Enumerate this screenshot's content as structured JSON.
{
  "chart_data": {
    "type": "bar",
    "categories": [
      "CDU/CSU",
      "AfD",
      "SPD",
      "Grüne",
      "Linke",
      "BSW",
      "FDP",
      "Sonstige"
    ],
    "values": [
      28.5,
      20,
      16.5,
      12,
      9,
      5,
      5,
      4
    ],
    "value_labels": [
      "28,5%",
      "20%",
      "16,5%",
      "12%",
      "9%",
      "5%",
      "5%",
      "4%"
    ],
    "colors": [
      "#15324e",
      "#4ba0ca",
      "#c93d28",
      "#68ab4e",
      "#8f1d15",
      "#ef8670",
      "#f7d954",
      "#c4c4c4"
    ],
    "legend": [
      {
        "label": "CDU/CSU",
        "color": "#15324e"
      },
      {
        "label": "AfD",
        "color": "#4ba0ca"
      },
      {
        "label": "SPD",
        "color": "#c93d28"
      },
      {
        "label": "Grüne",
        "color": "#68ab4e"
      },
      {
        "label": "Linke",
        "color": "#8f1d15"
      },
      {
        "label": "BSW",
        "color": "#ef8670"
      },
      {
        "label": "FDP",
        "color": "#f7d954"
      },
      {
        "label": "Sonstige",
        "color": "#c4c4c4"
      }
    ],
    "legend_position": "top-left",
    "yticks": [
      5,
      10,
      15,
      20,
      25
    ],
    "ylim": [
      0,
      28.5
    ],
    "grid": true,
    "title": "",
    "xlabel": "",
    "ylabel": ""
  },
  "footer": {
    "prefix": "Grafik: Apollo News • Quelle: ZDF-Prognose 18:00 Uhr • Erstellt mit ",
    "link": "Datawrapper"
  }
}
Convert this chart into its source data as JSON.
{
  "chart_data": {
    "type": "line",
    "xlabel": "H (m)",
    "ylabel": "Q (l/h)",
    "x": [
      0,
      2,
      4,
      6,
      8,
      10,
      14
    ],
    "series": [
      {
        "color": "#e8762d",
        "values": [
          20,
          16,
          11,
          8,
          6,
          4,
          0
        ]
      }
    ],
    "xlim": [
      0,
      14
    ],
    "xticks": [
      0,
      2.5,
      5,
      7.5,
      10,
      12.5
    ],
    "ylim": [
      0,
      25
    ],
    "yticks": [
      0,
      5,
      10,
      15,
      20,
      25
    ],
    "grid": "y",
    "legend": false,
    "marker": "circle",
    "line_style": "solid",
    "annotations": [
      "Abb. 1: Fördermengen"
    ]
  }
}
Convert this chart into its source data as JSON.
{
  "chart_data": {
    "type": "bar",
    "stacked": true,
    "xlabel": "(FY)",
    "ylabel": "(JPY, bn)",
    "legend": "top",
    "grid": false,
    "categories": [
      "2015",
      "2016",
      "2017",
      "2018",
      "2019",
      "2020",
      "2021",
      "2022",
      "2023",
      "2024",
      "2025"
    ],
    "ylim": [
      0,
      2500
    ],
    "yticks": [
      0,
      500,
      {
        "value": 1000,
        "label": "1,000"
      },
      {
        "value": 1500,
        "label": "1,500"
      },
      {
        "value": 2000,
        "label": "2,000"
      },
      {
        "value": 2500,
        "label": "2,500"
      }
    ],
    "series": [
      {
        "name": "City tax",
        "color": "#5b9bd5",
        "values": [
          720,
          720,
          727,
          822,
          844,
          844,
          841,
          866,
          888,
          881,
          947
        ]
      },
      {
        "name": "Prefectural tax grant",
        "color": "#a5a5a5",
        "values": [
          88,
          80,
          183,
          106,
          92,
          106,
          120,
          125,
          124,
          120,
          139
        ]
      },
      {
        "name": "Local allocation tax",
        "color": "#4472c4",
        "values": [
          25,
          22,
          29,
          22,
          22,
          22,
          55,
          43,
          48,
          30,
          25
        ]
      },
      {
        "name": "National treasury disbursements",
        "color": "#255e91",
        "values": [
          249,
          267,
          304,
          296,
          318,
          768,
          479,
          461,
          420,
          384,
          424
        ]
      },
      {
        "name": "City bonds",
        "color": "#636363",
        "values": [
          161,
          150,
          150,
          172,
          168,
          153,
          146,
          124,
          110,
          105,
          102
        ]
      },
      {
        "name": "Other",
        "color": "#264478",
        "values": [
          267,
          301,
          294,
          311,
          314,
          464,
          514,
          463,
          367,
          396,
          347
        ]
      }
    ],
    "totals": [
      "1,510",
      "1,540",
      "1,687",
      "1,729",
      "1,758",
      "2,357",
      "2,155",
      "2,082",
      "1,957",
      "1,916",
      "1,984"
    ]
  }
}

============

_Short task_: Please reproduce all of the entries exactly as they stand.

_Complete answer_:
Enumerate this screenshot's content as structured JSON.
{
  "chart_data": {
    "type": "bar",
    "categories": [
      "CDU/CSU",
      "AfD",
      "SPD",
      "Grüne",
      "Linke",
      "BSW",
      "FDP",
      "Sonstige"
    ],
    "values": [
      28.5,
      20,
      16.5,
      12,
      9,
      5,
      5,
      4
    ],
    "value_labels": [
      "28,5%",
      "20%",
      "16,5%",
      "12%",
      "9%",
      "5%",
      "5%",
      "4%"
    ],
    "colors": [
      "#15324e",
      "#4ba0ca",
      "#c93d28",
      "#68ab4e",
      "#8f1d15",
      "#ef8670",
      "#f7d954",
      "#c4c4c4"
    ],
    "legend": [
      {
        "label": "CDU/CSU",
        "color": "#15324e"
      },
      {
        "label": "AfD",
        "color": "#4ba0ca"
      },
      {
        "label": "SPD",
        "color": "#c93d28"
      },
      {
        "label": "Grüne",
        "color": "#68ab4e"
      },
      {
        "label": "Linke",
        "color": "#8f1d15"
      },
      {
        "label": "BSW",
        "color": "#ef8670"
      },
      {
        "label": "FDP",
        "color": "#f7d954"
      },
      {
        "label": "Sonstige",
        "color": "#c4c4c4"
      }
    ],
    "legend_position": "top-left",
    "yticks": [
      5,
      10,
      15,
      20,
      25
    ],
    "ylim": [
      0,
      28.5
    ],
    "grid": true,
    "title": "",
    "xlabel": "",
    "ylabel": ""
  },
  "footer": {
    "prefix": "Grafik: Apollo News • Quelle: ZDF-Prognose 18:00 Uhr • Erstellt mit ",
    "link": "Datawrapper"
  }
}
Convert this chart into its source data as JSON.
{
  "chart_data": {
    "type": "line",
    "xlabel": "H (m)",
    "ylabel": "Q (l/h)",
    "x": [
      0,
      2,
      4,
      6,
      8,
      10,
      14
    ],
    "series": [
      {
        "color": "#e8762d",
        "values": [
          20,
          16,
          11,
          8,
          6,
          4,
          0
        ]
      }
    ],
    "xlim": [
      0,
      14
    ],
    "xticks": [
      0,
      2.5,
      5,
      7.5,
      10,
      12.5
    ],
    "ylim": [
      0,
      25
    ],
    "yticks": [
      0,
      5,
      10,
      15,
      20,
      25
    ],
    "grid": "y",
    "legend": false,
    "marker": "circle",
    "line_style": "solid",
    "annotations": [
      "Abb. 1: Fördermengen"
    ]
  }
}
Convert this chart into its source data as JSON.
{
  "chart_data": {
    "type": "bar",
    "stacked": true,
    "xlabel": "(FY)",
    "ylabel": "(JPY, bn)",
    "legend": "top",
    "grid": false,
    "categories": [
      "2015",
      "2016",
      "2017",
      "2018",
      "2019",
      "2020",
      "2021",
      "2022",
      "2023",
      "2024",
      "2025"
    ],
    "ylim": [
      0,
      2500
    ],
    "yticks": [
      0,
      500,
      {
        "value": 1000,
        "label": "1,000"
      },
      {
        "value": 1500,
        "label": "1,500"
      },
      {
        "value": 2000,
        "label": "2,000"
      },
      {
        "value": 2500,
        "label": "2,500"
      }
    ],
    "series": [
      {
        "name": "City tax",
        "color": "#5b9bd5",
        "values": [
          720,
          720,
          727,
          822,
          844,
          844,
          841,
          866,
          888,
          881,
          947
        ]
      },
      {
        "name": "Prefectural tax grant",
        "color": "#a5a5a5",
        "values": [
          88,
          80,
          183,
          106,
          92,
          106,
          120,
          125,
          124,
          120,
          139
        ]
      },
      {
        "name": "Local allocation tax",
        "color": "#4472c4",
        "values": [
          25,
          22,
          29,
          22,
          22,
          22,
          55,
          43,
          48,
          30,
          25
        ]
      },
      {
        "name": "National treasury disbursements",
        "color": "#255e91",
        "values": [
          249,
          267,
          304,
          296,
          318,
          768,
          479,
          461,
          420,
          384,
          424
        ]
      },
      {
        "name": "City bonds",
        "color": "#636363",
        "values": [
          161,
          150,
          150,
          172,
          168,
          153,
          146,
          124,
          110,
          105,
          102
        ]
      },
      {
        "name": "Other",
        "color": "#264478",
        "values": [
          267,
          301,
          294,
          311,
          314,
          464,
          514,
          463,
          367,
          396,
          347
        ]
      }
    ],
    "totals": [
      "1,510",
      "1,540",
      "1,687",
      "1,729",
      "1,758",
      "2,357",
      "2,155",
      "2,082",
      "1,957",
      "1,916",
      "1,984"
    ]
  }
}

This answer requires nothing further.